**DIRECTIVE:** Print the entries below in their entirety, exactly as they are written.

**EXTRACTED ENTRIES:**
****

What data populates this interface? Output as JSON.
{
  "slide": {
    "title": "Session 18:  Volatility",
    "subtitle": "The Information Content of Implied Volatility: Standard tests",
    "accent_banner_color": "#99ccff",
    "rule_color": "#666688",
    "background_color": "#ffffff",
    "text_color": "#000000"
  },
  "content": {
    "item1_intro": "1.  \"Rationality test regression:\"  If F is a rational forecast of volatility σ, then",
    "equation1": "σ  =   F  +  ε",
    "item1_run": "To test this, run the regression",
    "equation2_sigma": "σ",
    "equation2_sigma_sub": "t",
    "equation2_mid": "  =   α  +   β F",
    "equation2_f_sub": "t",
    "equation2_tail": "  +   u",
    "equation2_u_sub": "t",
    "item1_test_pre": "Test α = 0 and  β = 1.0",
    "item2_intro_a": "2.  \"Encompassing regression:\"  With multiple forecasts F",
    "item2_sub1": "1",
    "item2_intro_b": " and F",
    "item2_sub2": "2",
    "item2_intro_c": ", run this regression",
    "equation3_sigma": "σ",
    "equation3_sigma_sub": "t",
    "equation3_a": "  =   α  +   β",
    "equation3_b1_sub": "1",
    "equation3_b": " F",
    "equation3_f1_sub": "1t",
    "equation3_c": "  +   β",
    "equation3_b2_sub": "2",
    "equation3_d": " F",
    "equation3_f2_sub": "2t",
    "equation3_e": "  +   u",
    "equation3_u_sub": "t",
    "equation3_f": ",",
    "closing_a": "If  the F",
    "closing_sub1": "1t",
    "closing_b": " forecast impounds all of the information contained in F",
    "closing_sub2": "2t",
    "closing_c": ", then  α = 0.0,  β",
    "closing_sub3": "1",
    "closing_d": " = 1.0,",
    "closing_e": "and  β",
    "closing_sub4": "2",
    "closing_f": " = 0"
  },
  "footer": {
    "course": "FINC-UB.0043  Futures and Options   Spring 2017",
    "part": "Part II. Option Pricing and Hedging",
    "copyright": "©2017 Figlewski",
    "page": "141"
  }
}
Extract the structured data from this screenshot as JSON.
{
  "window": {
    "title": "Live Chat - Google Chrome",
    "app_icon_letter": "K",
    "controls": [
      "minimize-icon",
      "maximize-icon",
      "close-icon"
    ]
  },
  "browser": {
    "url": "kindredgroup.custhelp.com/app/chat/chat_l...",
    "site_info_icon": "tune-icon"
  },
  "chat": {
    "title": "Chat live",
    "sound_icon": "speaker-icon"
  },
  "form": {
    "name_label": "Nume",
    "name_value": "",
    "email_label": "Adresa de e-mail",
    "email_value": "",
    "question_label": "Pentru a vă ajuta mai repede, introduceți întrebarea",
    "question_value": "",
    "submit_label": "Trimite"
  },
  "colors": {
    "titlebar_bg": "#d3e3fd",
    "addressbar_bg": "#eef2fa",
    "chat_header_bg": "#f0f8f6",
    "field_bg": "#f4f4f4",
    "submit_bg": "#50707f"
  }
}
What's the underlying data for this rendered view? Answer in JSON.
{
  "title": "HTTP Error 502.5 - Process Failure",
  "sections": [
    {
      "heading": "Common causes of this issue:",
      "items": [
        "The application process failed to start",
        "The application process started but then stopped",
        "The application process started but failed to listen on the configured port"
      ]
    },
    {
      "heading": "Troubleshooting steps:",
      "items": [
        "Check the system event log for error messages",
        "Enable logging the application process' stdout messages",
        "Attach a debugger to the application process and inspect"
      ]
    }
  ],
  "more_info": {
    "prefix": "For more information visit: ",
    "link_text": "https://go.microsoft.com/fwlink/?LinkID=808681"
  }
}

****

**WRITTEN RESPONSE:**
What data populates this interface? Output as JSON.
{
  "slide": {
    "title": "Session 18:  Volatility",
    "subtitle": "The Information Content of Implied Volatility: Standard tests",
    "accent_banner_color": "#99ccff",
    "rule_color": "#666688",
    "background_color": "#ffffff",
    "text_color": "#000000"
  },
  "content": {
    "item1_intro": "1.  \"Rationality test regression:\"  If F is a rational forecast of volatility σ, then",
    "equation1": "σ  =   F  +  ε",
    "item1_run": "To test this, run the regression",
    "equation2_sigma": "σ",
    "equation2_sigma_sub": "t",
    "equation2_mid": "  =   α  +   β F",
    "equation2_f_sub": "t",
    "equation2_tail": "  +   u",
    "equation2_u_sub": "t",
    "item1_test_pre": "Test α = 0 and  β = 1.0",
    "item2_intro_a": "2.  \"Encompassing regression:\"  With multiple forecasts F",
    "item2_sub1": "1",
    "item2_intro_b": " and F",
    "item2_sub2": "2",
    "item2_intro_c": ", run this regression",
    "equation3_sigma": "σ",
    "equation3_sigma_sub": "t",
    "equation3_a": "  =   α  +   β",
    "equation3_b1_sub": "1",
    "equation3_b": " F",
    "equation3_f1_sub": "1t",
    "equation3_c": "  +   β",
    "equation3_b2_sub": "2",
    "equation3_d": " F",
    "equation3_f2_sub": "2t",
    "equation3_e": "  +   u",
    "equation3_u_sub": "t",
    "equation3_f": ",",
    "closing_a": "If  the F",
    "closing_sub1": "1t",
    "closing_b": " forecast impounds all of the information contained in F",
    "closing_sub2": "2t",
    "closing_c": ", then  α = 0.0,  β",
    "closing_sub3": "1",
    "closing_d": " = 1.0,",
    "closing_e": "and  β",
    "closing_sub4": "2",
    "closing_f": " = 0"
  },
  "footer": {
    "course": "FINC-UB.0043  Futures and Options   Spring 2017",
    "part": "Part II. Option Pricing and Hedging",
    "copyright": "©2017 Figlewski",
    "page": "141"
  }
}
Extract the structured data from this screenshot as JSON.
{
  "window": {
    "title": "Live Chat - Google Chrome",
    "app_icon_letter": "K",
    "controls": [
      "minimize-icon",
      "maximize-icon",
      "close-icon"
    ]
  },
  "browser": {
    "url": "kindredgroup.custhelp.com/app/chat/chat_l...",
    "site_info_icon": "tune-icon"
  },
  "chat": {
    "title": "Chat live",
    "sound_icon": "speaker-icon"
  },
  "form": {
    "name_label": "Nume",
    "name_value": "",
    "email_label": "Adresa de e-mail",
    "email_value": "",
    "question_label": "Pentru a vă ajuta mai repede, introduceți întrebarea",
    "question_value": "",
    "submit_label": "Trimite"
  },
  "colors": {
    "titlebar_bg": "#d3e3fd",
    "addressbar_bg": "#eef2fa",
    "chat_header_bg": "#f0f8f6",
    "field_bg": "#f4f4f4",
    "submit_bg": "#50707f"
  }
}
What's the underlying data for this rendered view? Answer in JSON.
{
  "title": "HTTP Error 502.5 - Process Failure",
  "sections": [
    {
      "heading": "Common causes of this issue:",
      "items": [
        "The application process failed to start",
        "The application process started but then stopped",
        "The application process started but failed to listen on the configured port"
      ]
    },
    {
      "heading": "Troubleshooting steps:",
      "items": [
        "Check the system event log for error messages",
        "Enable logging the application process' stdout messages",
        "Attach a debugger to the application process and inspect"
      ]
    }
  ],
  "more_info": {
    "prefix": "For more information visit: ",
    "link_text": "https://go.microsoft.com/fwlink/?LinkID=808681"
  }
}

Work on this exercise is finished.